WHAT THE TASK REQUIRES: Repeat the data that follows, word for word, without the images.

Extracted data entries:
+===+
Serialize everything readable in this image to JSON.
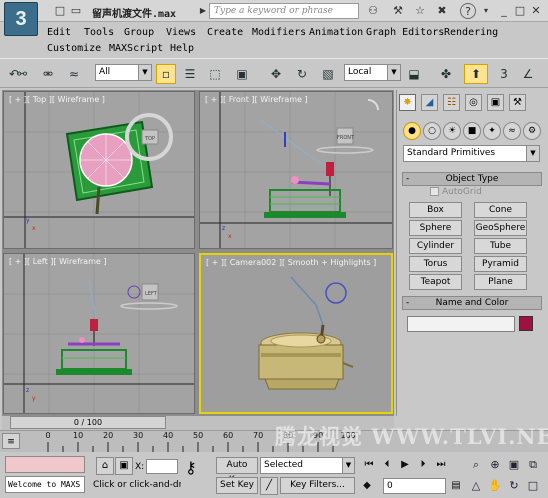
{
  "app": {
    "logo": "3",
    "file_title": "留声机渡文件.max",
    "search_placeholder": "Type a keyword or phrase"
  },
  "titlebar_icons": [
    "new-file-icon",
    "open-folder-icon",
    "save-icon",
    "undo-icon",
    "redo-icon",
    "search-binoculars-icon",
    "star-icon",
    "tools-icon",
    "close-x-icon",
    "help-icon"
  ],
  "menus": [
    "Edit",
    "Tools",
    "Group",
    "Views",
    "Create",
    "Modifiers",
    "Animation",
    "Graph Editors",
    "Rendering",
    "Customize",
    "MAXScript",
    "Help"
  ],
  "toolbar": {
    "selection_filter": "All",
    "reference_coord": "Local"
  },
  "viewports": {
    "top": {
      "label": "[ + ][ Top ][ Wireframe ]",
      "viewcube": "TOP"
    },
    "front": {
      "label": "[ + ][ Front ][ Wireframe ]",
      "viewcube": "FRONT"
    },
    "left": {
      "label": "[ + ][ Left ][ Wireframe ]",
      "viewcube": "LEFT"
    },
    "camera": {
      "label": "[ + ][ Camera002 ][ Smooth + Highlights ]"
    }
  },
  "command_panel": {
    "category": "Standard Primitives",
    "object_type_header": "Object Type",
    "autogrid": "AutoGrid",
    "primitives": [
      "Box",
      "Cone",
      "Sphere",
      "GeoSphere",
      "Cylinder",
      "Tube",
      "Torus",
      "Pyramid",
      "Teapot",
      "Plane"
    ],
    "name_color_header": "Name and Color",
    "object_color": "#a01040"
  },
  "timeline": {
    "slider": "0 / 100",
    "ticks": [
      "0",
      "10",
      "20",
      "30",
      "40",
      "50",
      "60",
      "70",
      "80",
      "90",
      "100"
    ]
  },
  "status": {
    "listener_text": "Welcome to MAXS",
    "prompt": "Click or click-and-dra",
    "x_label": "X:",
    "auto_key": "Auto Key",
    "set_key": "Set Key",
    "selected": "Selected",
    "key_filters": "Key Filters...",
    "frame": "0"
  },
  "watermark": "腾龙视觉 WWW.TLVI.NET"
}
+===+
OUTPUT:
Serialize everything readable in this image to JSON.
{
  "app": {
    "logo": "3",
    "file_title": "留声机渡文件.max",
    "search_placeholder": "Type a keyword or phrase"
  },
  "titlebar_icons": [
    "new-file-icon",
    "open-folder-icon",
    "save-icon",
    "undo-icon",
    "redo-icon",
    "search-binoculars-icon",
    "star-icon",
    "tools-icon",
    "close-x-icon",
    "help-icon"
  ],
  "menus": [
    "Edit",
    "Tools",
    "Group",
    "Views",
    "Create",
    "Modifiers",
    "Animation",
    "Graph Editors",
    "Rendering",
    "Customize",
    "MAXScript",
    "Help"
  ],
  "toolbar": {
    "selection_filter": "All",
    "reference_coord": "Local"
  },
  "viewports": {
    "top": {
      "label": "[ + ][ Top ][ Wireframe ]",
      "viewcube": "TOP"
    },
    "front": {
      "label": "[ + ][ Front ][ Wireframe ]",
      "viewcube": "FRONT"
    },
    "left": {
      "label": "[ + ][ Left ][ Wireframe ]",
      "viewcube": "LEFT"
    },
    "camera": {
      "label": "[ + ][ Camera002 ][ Smooth + Highlights ]"
    }
  },
  "command_panel": {
    "category": "Standard Primitives",
    "object_type_header": "Object Type",
    "autogrid": "AutoGrid",
    "primitives": [
      "Box",
      "Cone",
      "Sphere",
      "GeoSphere",
      "Cylinder",
      "Tube",
      "Torus",
      "Pyramid",
      "Teapot",
      "Plane"
    ],
    "name_color_header": "Name and Color",
    "object_color": "#a01040"
  },
  "timeline": {
    "slider": "0 / 100",
    "ticks": [
      "0",
      "10",
      "20",
      "30",
      "40",
      "50",
      "60",
      "70",
      "80",
      "90",
      "100"
    ]
  },
  "status": {
    "listener_text": "Welcome to MAXS",
    "prompt": "Click or click-and-dra",
    "x_label": "X:",
    "auto_key": "Auto Key",
    "set_key": "Set Key",
    "selected": "Selected",
    "key_filters": "Key Filters...",
    "frame": "0"
  },
  "watermark": "腾龙视觉 WWW.TLVI.NET"
}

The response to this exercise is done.